■ **WORK TO BE COMPLETED**
Images must not appear in your copy; reproduce every other part of the records exactly.

-- start RECORDS FOR THIS TASK --

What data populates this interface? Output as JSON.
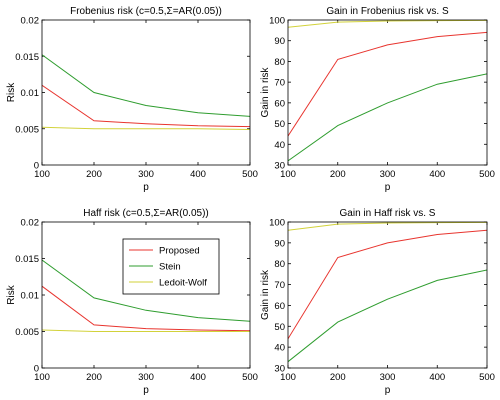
{
  "colors": {
    "proposed": "#e8352f",
    "stein": "#2f9d2f",
    "ledoit_wolf": "#d2d23a"
  },
  "legend": {
    "entries": [
      {
        "name": "Proposed",
        "color": "#e8352f"
      },
      {
        "name": "Stein",
        "color": "#2f9d2f"
      },
      {
        "name": "Ledoit-Wolf",
        "color": "#d2d23a"
      }
    ],
    "placement": "inside Haff risk panel, top-right"
  },
  "chart_data": [
    {
      "type": "line",
      "title": "Frobenius risk (c=0.5,Σ=AR(0.05))",
      "xlabel": "p",
      "ylabel": "Risk",
      "x": [
        100,
        200,
        300,
        400,
        500
      ],
      "xlim": [
        100,
        500
      ],
      "ylim": [
        0,
        0.02
      ],
      "xticks": [
        "100",
        "200",
        "300",
        "400",
        "500"
      ],
      "yticks": [
        "0",
        "0.005",
        "0.01",
        "0.015",
        "0.02"
      ],
      "series": [
        {
          "name": "Proposed",
          "color": "#e8352f",
          "values": [
            0.011,
            0.0061,
            0.0057,
            0.0054,
            0.0053
          ]
        },
        {
          "name": "Stein",
          "color": "#2f9d2f",
          "values": [
            0.0152,
            0.01,
            0.0082,
            0.0072,
            0.0067
          ]
        },
        {
          "name": "Ledoit-Wolf",
          "color": "#d2d23a",
          "values": [
            0.0052,
            0.005,
            0.005,
            0.005,
            0.0049
          ]
        }
      ]
    },
    {
      "type": "line",
      "title": "Gain in Frobenius risk vs. S",
      "xlabel": "p",
      "ylabel": "Gain in risk",
      "x": [
        100,
        200,
        300,
        400,
        500
      ],
      "xlim": [
        100,
        500
      ],
      "ylim": [
        30,
        100
      ],
      "xticks": [
        "100",
        "200",
        "300",
        "400",
        "500"
      ],
      "yticks": [
        "30",
        "40",
        "50",
        "60",
        "70",
        "80",
        "90",
        "100"
      ],
      "series": [
        {
          "name": "Proposed",
          "color": "#e8352f",
          "values": [
            44,
            81,
            88,
            92,
            94
          ]
        },
        {
          "name": "Stein",
          "color": "#2f9d2f",
          "values": [
            32,
            49,
            60,
            69,
            74
          ]
        },
        {
          "name": "Ledoit-Wolf",
          "color": "#d2d23a",
          "values": [
            96.5,
            99,
            99.5,
            99.7,
            99.8
          ]
        }
      ]
    },
    {
      "type": "line",
      "title": "Haff risk (c=0.5,Σ=AR(0.05))",
      "xlabel": "p",
      "ylabel": "Risk",
      "x": [
        100,
        200,
        300,
        400,
        500
      ],
      "xlim": [
        100,
        500
      ],
      "ylim": [
        0,
        0.02
      ],
      "xticks": [
        "100",
        "200",
        "300",
        "400",
        "500"
      ],
      "yticks": [
        "0",
        "0.005",
        "0.01",
        "0.015",
        "0.02"
      ],
      "series": [
        {
          "name": "Proposed",
          "color": "#e8352f",
          "values": [
            0.0112,
            0.0059,
            0.0054,
            0.0052,
            0.0051
          ]
        },
        {
          "name": "Stein",
          "color": "#2f9d2f",
          "values": [
            0.0148,
            0.0096,
            0.0079,
            0.0069,
            0.0064
          ]
        },
        {
          "name": "Ledoit-Wolf",
          "color": "#d2d23a",
          "values": [
            0.0052,
            0.005,
            0.005,
            0.005,
            0.005
          ]
        }
      ]
    },
    {
      "type": "line",
      "title": "Gain in Haff risk vs. S",
      "xlabel": "p",
      "ylabel": "Gain in risk",
      "x": [
        100,
        200,
        300,
        400,
        500
      ],
      "xlim": [
        100,
        500
      ],
      "ylim": [
        30,
        100
      ],
      "xticks": [
        "100",
        "200",
        "300",
        "400",
        "500"
      ],
      "yticks": [
        "30",
        "40",
        "50",
        "60",
        "70",
        "80",
        "90",
        "100"
      ],
      "series": [
        {
          "name": "Proposed",
          "color": "#e8352f",
          "values": [
            44,
            83,
            90,
            94,
            96
          ]
        },
        {
          "name": "Stein",
          "color": "#2f9d2f",
          "values": [
            33,
            52,
            63,
            72,
            77
          ]
        },
        {
          "name": "Ledoit-Wolf",
          "color": "#d2d23a",
          "values": [
            96,
            99,
            99.5,
            99.7,
            99.8
          ]
        }
      ]
    }
  ]
}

-- end RECORDS FOR THIS TASK --

■ **REPLY TO THE TASK**
What data populates this interface? Output as JSON.
{
  "colors": {
    "proposed": "#e8352f",
    "stein": "#2f9d2f",
    "ledoit_wolf": "#d2d23a"
  },
  "legend": {
    "entries": [
      {
        "name": "Proposed",
        "color": "#e8352f"
      },
      {
        "name": "Stein",
        "color": "#2f9d2f"
      },
      {
        "name": "Ledoit-Wolf",
        "color": "#d2d23a"
      }
    ],
    "placement": "inside Haff risk panel, top-right"
  },
  "chart_data": [
    {
      "type": "line",
      "title": "Frobenius risk (c=0.5,Σ=AR(0.05))",
      "xlabel": "p",
      "ylabel": "Risk",
      "x": [
        100,
        200,
        300,
        400,
        500
      ],
      "xlim": [
        100,
        500
      ],
      "ylim": [
        0,
        0.02
      ],
      "xticks": [
        "100",
        "200",
        "300",
        "400",
        "500"
      ],
      "yticks": [
        "0",
        "0.005",
        "0.01",
        "0.015",
        "0.02"
      ],
      "series": [
        {
          "name": "Proposed",
          "color": "#e8352f",
          "values": [
            0.011,
            0.0061,
            0.0057,
            0.0054,
            0.0053
          ]
        },
        {
          "name": "Stein",
          "color": "#2f9d2f",
          "values": [
            0.0152,
            0.01,
            0.0082,
            0.0072,
            0.0067
          ]
        },
        {
          "name": "Ledoit-Wolf",
          "color": "#d2d23a",
          "values": [
            0.0052,
            0.005,
            0.005,
            0.005,
            0.0049
          ]
        }
      ]
    },
    {
      "type": "line",
      "title": "Gain in Frobenius risk vs. S",
      "xlabel": "p",
      "ylabel": "Gain in risk",
      "x": [
        100,
        200,
        300,
        400,
        500
      ],
      "xlim": [
        100,
        500
      ],
      "ylim": [
        30,
        100
      ],
      "xticks": [
        "100",
        "200",
        "300",
        "400",
        "500"
      ],
      "yticks": [
        "30",
        "40",
        "50",
        "60",
        "70",
        "80",
        "90",
        "100"
      ],
      "series": [
        {
          "name": "Proposed",
          "color": "#e8352f",
          "values": [
            44,
            81,
            88,
            92,
            94
          ]
        },
        {
          "name": "Stein",
          "color": "#2f9d2f",
          "values": [
            32,
            49,
            60,
            69,
            74
          ]
        },
        {
          "name": "Ledoit-Wolf",
          "color": "#d2d23a",
          "values": [
            96.5,
            99,
            99.5,
            99.7,
            99.8
          ]
        }
      ]
    },
    {
      "type": "line",
      "title": "Haff risk (c=0.5,Σ=AR(0.05))",
      "xlabel": "p",
      "ylabel": "Risk",
      "x": [
        100,
        200,
        300,
        400,
        500
      ],
      "xlim": [
        100,
        500
      ],
      "ylim": [
        0,
        0.02
      ],
      "xticks": [
        "100",
        "200",
        "300",
        "400",
        "500"
      ],
      "yticks": [
        "0",
        "0.005",
        "0.01",
        "0.015",
        "0.02"
      ],
      "series": [
        {
          "name": "Proposed",
          "color": "#e8352f",
          "values": [
            0.0112,
            0.0059,
            0.0054,
            0.0052,
            0.0051
          ]
        },
        {
          "name": "Stein",
          "color": "#2f9d2f",
          "values": [
            0.0148,
            0.0096,
            0.0079,
            0.0069,
            0.0064
          ]
        },
        {
          "name": "Ledoit-Wolf",
          "color": "#d2d23a",
          "values": [
            0.0052,
            0.005,
            0.005,
            0.005,
            0.005
          ]
        }
      ]
    },
    {
      "type": "line",
      "title": "Gain in Haff risk vs. S",
      "xlabel": "p",
      "ylabel": "Gain in risk",
      "x": [
        100,
        200,
        300,
        400,
        500
      ],
      "xlim": [
        100,
        500
      ],
      "ylim": [
        30,
        100
      ],
      "xticks": [
        "100",
        "200",
        "300",
        "400",
        "500"
      ],
      "yticks": [
        "30",
        "40",
        "50",
        "60",
        "70",
        "80",
        "90",
        "100"
      ],
      "series": [
        {
          "name": "Proposed",
          "color": "#e8352f",
          "values": [
            44,
            83,
            90,
            94,
            96
          ]
        },
        {
          "name": "Stein",
          "color": "#2f9d2f",
          "values": [
            33,
            52,
            63,
            72,
            77
          ]
        },
        {
          "name": "Ledoit-Wolf",
          "color": "#d2d23a",
          "values": [
            96,
            99,
            99.5,
            99.7,
            99.8
          ]
        }
      ]
    }
  ]
}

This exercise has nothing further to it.